### GIVEN DATA ###

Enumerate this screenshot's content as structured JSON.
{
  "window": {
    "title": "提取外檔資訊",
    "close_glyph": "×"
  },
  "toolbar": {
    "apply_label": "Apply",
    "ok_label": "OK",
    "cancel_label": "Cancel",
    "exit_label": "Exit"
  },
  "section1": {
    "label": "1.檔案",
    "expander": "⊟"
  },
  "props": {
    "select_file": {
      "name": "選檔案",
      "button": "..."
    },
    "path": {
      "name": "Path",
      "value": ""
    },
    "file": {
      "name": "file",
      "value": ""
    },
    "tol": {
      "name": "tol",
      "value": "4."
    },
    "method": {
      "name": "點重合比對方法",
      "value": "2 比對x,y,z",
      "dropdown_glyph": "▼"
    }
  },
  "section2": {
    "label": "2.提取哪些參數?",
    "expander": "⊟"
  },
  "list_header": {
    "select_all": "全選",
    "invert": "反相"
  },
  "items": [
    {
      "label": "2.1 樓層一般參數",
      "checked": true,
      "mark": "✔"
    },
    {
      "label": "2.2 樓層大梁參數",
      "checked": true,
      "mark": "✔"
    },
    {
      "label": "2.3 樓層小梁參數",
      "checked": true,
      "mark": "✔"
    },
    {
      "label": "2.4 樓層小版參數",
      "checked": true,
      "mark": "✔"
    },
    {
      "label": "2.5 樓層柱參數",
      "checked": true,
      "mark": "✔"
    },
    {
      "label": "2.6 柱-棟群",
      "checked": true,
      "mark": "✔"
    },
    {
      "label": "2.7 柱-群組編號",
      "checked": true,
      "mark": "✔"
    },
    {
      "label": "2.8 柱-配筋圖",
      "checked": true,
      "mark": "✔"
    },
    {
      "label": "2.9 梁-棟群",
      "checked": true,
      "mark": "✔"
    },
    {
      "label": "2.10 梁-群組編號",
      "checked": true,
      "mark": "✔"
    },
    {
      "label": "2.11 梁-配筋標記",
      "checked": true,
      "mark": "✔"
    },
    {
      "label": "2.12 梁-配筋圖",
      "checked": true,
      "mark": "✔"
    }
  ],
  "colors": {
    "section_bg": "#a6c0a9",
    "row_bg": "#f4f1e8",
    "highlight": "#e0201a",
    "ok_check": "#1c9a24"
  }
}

###

*WHAT THE TASK ASKS*. Print the material once more, exactly.

*RESULT BELOW*.
Enumerate this screenshot's content as structured JSON.
{
  "window": {
    "title": "提取外檔資訊",
    "close_glyph": "×"
  },
  "toolbar": {
    "apply_label": "Apply",
    "ok_label": "OK",
    "cancel_label": "Cancel",
    "exit_label": "Exit"
  },
  "section1": {
    "label": "1.檔案",
    "expander": "⊟"
  },
  "props": {
    "select_file": {
      "name": "選檔案",
      "button": "..."
    },
    "path": {
      "name": "Path",
      "value": ""
    },
    "file": {
      "name": "file",
      "value": ""
    },
    "tol": {
      "name": "tol",
      "value": "4."
    },
    "method": {
      "name": "點重合比對方法",
      "value": "2 比對x,y,z",
      "dropdown_glyph": "▼"
    }
  },
  "section2": {
    "label": "2.提取哪些參數?",
    "expander": "⊟"
  },
  "list_header": {
    "select_all": "全選",
    "invert": "反相"
  },
  "items": [
    {
      "label": "2.1 樓層一般參數",
      "checked": true,
      "mark": "✔"
    },
    {
      "label": "2.2 樓層大梁參數",
      "checked": true,
      "mark": "✔"
    },
    {
      "label": "2.3 樓層小梁參數",
      "checked": true,
      "mark": "✔"
    },
    {
      "label": "2.4 樓層小版參數",
      "checked": true,
      "mark": "✔"
    },
    {
      "label": "2.5 樓層柱參數",
      "checked": true,
      "mark": "✔"
    },
    {
      "label": "2.6 柱-棟群",
      "checked": true,
      "mark": "✔"
    },
    {
      "label": "2.7 柱-群組編號",
      "checked": true,
      "mark": "✔"
    },
    {
      "label": "2.8 柱-配筋圖",
      "checked": true,
      "mark": "✔"
    },
    {
      "label": "2.9 梁-棟群",
      "checked": true,
      "mark": "✔"
    },
    {
      "label": "2.10 梁-群組編號",
      "checked": true,
      "mark": "✔"
    },
    {
      "label": "2.11 梁-配筋標記",
      "checked": true,
      "mark": "✔"
    },
    {
      "label": "2.12 梁-配筋圖",
      "checked": true,
      "mark": "✔"
    }
  ],
  "colors": {
    "section_bg": "#a6c0a9",
    "row_bg": "#f4f1e8",
    "highlight": "#e0201a",
    "ok_check": "#1c9a24"
  }
}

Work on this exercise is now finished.